### Texto base
Revista Justiça & Cidadania – Este foi o melhor momento – do ponto de vista do conturbado cenário político econômico – para se fazer uma Reforma desta monta?
Brito Pereira – O juízo de conveniência e de oportunidade para submeter o projeto ao exame do Congresso Nacional é do Presidente da República, de forma que não posso avaliar esse quesito, nem sobre ele emitir opinião.

Revista Justiça & Cidadania – Além da Reforma, quais são os principais desafios do TST hoje e o que sua gestão pretende produzir como estratégias para superá-los?
Brito PereiraPretendo prestigiar e fortalecer os núcleos de conciliação. Todos os Tribunais Regionais possuem núcleos de conciliação. Esses são ambientes adequados para as partes perante os conciliadores e o juiz resolverem, de modo consensual, o conflito. Também tenho em mente promover encontros com os litigantes que figuram como partes em grande quantidade de ações, de modo a viabilizar a conciliação e assim solucionar parte significativa dos processos que envolvam grande número de empregados e ex­-empregados e, com isso, encurtar o tempo de duração do processo na Justiça do Trabalho. Além disso, é importante dinamizar a execução, quer seja pelo sistema do Processo Judicial eletrônico (PJe), quer seja com a utilização de ferramentas eletrônicas de ­pesquisa patrimonial dos devedores.

### Tarefas
1 - Devolva o trecho da entrevista que vai de "Brito Pereira –" até "estratégias para superá-los?", com esses dois extremos incluídos.
2 - Liste todas as instituições públicas citadas pelo nome na entrevista.

### Registros extraídos
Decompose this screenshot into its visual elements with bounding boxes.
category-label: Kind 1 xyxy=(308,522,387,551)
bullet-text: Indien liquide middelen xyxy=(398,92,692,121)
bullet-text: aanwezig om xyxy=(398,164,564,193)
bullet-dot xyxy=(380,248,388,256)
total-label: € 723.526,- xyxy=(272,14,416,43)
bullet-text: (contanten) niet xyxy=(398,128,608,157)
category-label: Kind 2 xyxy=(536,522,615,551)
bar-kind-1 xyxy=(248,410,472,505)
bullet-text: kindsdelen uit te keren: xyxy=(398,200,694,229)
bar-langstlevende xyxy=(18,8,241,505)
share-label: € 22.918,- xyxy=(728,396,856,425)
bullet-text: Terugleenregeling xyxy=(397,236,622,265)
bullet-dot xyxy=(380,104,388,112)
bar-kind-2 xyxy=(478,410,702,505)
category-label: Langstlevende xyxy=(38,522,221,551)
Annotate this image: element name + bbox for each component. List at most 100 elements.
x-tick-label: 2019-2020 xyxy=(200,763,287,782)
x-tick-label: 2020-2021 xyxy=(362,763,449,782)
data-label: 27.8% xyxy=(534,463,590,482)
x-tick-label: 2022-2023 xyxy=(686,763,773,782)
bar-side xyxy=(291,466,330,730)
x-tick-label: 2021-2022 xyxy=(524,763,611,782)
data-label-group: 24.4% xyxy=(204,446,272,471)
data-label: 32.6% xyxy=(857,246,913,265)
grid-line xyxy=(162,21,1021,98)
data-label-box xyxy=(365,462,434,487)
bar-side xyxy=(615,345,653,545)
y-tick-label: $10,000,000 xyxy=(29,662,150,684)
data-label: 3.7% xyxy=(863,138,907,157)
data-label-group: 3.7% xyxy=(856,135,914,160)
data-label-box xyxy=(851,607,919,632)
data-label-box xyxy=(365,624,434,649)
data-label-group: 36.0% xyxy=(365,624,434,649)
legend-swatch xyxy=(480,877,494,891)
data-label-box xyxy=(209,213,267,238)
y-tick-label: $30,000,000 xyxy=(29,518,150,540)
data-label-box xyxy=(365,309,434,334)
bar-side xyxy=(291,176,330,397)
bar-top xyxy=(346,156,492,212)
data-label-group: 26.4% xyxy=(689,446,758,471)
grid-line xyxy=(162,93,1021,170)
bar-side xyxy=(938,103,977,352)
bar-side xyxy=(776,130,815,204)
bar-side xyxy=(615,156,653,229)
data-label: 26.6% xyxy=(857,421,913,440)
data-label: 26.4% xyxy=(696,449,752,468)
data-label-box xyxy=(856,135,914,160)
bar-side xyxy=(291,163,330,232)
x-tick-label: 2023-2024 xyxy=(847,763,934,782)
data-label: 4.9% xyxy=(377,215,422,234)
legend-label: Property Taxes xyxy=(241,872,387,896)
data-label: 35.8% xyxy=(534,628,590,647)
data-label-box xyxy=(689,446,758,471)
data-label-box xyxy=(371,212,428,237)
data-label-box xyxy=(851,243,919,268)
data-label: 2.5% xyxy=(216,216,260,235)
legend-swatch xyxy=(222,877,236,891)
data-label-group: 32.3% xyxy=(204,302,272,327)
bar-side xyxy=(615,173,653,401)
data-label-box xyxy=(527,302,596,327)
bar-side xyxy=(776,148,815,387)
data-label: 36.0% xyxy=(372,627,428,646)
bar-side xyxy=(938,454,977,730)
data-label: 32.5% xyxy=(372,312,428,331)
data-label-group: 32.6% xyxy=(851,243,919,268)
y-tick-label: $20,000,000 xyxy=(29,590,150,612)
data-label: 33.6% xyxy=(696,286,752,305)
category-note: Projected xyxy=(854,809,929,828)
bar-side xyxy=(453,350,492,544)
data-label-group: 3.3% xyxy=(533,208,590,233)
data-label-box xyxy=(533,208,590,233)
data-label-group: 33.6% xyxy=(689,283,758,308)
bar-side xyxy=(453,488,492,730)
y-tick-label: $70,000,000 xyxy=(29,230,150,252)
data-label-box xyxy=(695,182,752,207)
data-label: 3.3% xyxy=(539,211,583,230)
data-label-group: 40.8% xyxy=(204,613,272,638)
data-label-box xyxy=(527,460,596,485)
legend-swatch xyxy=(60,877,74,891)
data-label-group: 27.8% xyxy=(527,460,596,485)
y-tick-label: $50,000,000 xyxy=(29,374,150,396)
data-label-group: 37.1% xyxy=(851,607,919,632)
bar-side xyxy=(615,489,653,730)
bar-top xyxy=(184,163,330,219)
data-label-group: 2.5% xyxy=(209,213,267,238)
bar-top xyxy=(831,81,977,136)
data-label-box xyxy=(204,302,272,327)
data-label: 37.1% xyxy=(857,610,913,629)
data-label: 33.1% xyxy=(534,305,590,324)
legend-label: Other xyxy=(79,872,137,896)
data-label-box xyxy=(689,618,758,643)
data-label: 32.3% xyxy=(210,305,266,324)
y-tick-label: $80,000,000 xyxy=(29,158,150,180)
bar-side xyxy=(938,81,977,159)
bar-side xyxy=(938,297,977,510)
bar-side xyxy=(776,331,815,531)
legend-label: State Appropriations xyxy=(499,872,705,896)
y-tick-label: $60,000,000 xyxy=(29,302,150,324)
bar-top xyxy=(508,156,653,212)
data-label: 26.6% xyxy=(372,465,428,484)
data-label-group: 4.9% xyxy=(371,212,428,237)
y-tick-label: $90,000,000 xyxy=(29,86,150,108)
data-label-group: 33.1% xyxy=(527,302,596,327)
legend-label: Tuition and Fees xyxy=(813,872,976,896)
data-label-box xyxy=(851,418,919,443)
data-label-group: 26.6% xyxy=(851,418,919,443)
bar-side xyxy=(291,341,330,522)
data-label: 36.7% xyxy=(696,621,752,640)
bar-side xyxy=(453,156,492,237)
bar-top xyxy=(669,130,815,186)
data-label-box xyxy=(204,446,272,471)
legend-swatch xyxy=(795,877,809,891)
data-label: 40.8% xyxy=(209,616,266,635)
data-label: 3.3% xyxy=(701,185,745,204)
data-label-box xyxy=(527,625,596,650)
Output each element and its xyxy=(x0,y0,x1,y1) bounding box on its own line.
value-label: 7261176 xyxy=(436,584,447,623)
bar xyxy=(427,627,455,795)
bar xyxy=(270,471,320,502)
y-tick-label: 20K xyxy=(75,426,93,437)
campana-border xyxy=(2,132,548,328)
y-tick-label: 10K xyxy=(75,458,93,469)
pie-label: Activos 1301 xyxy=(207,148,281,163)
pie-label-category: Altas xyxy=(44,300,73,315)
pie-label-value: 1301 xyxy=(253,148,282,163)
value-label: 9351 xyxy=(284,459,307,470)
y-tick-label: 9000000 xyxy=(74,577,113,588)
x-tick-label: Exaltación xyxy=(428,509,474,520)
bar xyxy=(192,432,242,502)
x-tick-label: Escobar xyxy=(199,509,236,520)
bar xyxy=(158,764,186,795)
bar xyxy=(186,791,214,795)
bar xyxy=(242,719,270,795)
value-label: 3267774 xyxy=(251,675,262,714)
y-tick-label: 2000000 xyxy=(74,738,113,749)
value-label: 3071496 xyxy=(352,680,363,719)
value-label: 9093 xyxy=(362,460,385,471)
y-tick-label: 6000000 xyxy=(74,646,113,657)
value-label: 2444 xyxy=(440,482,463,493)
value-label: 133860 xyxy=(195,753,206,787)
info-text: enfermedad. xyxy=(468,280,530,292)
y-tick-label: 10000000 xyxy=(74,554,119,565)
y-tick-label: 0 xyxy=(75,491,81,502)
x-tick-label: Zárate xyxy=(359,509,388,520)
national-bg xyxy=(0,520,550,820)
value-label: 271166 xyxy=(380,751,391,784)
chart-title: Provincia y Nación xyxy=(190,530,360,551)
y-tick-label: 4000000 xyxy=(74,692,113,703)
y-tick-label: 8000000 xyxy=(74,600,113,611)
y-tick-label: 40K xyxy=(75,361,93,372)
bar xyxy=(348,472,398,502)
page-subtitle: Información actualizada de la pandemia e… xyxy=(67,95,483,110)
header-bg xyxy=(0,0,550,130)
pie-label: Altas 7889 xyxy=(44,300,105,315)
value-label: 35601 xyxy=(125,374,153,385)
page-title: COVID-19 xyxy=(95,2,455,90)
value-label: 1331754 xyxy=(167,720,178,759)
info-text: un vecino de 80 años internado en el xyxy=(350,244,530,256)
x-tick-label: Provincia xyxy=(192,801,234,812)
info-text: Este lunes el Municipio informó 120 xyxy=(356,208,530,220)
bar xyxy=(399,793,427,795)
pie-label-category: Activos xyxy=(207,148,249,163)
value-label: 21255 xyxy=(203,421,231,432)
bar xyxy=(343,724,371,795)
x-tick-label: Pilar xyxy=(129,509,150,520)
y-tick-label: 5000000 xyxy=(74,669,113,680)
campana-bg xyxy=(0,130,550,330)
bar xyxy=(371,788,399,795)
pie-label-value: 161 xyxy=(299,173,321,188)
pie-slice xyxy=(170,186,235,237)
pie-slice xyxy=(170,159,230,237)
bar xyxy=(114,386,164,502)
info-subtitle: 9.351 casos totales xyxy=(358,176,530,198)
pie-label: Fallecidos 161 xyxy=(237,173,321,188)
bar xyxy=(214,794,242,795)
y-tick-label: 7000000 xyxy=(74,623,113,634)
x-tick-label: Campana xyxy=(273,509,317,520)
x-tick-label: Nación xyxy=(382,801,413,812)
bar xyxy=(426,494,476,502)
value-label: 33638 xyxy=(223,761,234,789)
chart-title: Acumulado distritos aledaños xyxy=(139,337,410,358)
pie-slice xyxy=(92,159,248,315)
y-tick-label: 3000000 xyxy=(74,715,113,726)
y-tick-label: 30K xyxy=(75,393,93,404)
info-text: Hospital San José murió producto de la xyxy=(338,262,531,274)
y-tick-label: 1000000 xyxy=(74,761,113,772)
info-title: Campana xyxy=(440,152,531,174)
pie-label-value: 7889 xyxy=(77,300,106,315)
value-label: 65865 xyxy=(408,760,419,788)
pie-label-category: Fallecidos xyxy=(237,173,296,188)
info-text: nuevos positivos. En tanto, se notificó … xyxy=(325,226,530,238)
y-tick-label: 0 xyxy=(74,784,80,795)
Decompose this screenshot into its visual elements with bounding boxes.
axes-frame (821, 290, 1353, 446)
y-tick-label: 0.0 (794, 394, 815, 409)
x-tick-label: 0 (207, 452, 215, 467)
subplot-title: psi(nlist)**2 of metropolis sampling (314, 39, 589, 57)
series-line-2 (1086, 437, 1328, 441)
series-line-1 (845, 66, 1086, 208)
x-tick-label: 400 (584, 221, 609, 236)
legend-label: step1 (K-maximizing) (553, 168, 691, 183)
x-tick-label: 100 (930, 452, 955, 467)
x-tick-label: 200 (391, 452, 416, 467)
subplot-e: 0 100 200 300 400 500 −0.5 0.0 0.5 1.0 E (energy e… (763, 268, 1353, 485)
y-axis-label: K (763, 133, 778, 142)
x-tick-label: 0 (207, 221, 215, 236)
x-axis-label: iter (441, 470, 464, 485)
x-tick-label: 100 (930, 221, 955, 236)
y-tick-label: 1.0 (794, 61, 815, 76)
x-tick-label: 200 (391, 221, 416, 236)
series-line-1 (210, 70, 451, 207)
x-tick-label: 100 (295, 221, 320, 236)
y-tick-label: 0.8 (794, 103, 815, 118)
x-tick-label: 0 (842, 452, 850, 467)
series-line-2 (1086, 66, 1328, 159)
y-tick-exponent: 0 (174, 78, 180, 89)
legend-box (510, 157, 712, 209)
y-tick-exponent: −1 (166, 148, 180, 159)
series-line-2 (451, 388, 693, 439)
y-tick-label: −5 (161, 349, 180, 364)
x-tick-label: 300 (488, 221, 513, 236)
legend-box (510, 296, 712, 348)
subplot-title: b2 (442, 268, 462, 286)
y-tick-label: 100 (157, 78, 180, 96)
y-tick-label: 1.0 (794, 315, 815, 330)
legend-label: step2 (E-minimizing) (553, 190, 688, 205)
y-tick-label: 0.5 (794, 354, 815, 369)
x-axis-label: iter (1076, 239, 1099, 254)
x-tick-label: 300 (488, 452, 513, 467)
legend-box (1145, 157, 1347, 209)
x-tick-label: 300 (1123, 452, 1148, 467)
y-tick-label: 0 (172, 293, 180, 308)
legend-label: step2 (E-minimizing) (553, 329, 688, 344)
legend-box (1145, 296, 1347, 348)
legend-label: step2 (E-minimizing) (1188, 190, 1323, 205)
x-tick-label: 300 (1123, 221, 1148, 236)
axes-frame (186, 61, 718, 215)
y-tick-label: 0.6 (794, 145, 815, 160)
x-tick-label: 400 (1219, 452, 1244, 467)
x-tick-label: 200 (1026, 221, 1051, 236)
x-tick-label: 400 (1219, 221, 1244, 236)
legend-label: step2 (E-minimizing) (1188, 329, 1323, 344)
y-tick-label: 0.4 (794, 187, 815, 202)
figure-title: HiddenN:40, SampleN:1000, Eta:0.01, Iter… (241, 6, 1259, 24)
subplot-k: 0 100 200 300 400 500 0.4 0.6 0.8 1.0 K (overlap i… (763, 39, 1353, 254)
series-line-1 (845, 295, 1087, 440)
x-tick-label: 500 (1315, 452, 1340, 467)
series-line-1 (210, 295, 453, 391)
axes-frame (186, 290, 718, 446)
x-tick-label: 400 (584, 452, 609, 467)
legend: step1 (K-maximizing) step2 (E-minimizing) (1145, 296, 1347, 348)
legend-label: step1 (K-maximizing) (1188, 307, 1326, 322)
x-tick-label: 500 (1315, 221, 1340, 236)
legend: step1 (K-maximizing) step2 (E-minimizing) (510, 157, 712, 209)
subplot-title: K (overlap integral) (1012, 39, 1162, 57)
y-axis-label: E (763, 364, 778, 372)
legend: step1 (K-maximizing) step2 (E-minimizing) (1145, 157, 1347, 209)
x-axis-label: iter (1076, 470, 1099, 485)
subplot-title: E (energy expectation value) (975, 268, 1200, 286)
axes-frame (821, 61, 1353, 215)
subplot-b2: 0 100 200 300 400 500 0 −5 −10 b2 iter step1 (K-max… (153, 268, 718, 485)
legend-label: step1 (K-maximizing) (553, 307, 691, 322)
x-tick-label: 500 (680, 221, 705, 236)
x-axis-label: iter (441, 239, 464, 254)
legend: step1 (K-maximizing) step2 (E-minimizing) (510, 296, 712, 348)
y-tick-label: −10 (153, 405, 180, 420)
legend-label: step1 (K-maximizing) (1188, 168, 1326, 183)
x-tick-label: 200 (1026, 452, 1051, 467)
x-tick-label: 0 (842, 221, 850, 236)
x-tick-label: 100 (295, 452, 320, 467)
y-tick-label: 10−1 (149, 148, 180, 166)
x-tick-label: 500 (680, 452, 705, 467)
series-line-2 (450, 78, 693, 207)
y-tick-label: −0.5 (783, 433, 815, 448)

### Respostas
1 -
Brito Pereira – O juízo de conveniência e de oportunidade para submeter o projeto ao exame do Congresso Nacional é do Presidente da República, de forma que não posso avaliar esse quesito, nem sobre ele emitir opinião.

Revista Justiça & Cidadania – Além da Reforma, quais são os principais desafios do TST hoje e o que sua gestão pretende produzir como estratégias para superá-los?

2 -
- Congresso Nacional
- TST
- Tribunais Regionais
- Justiça do Trabalho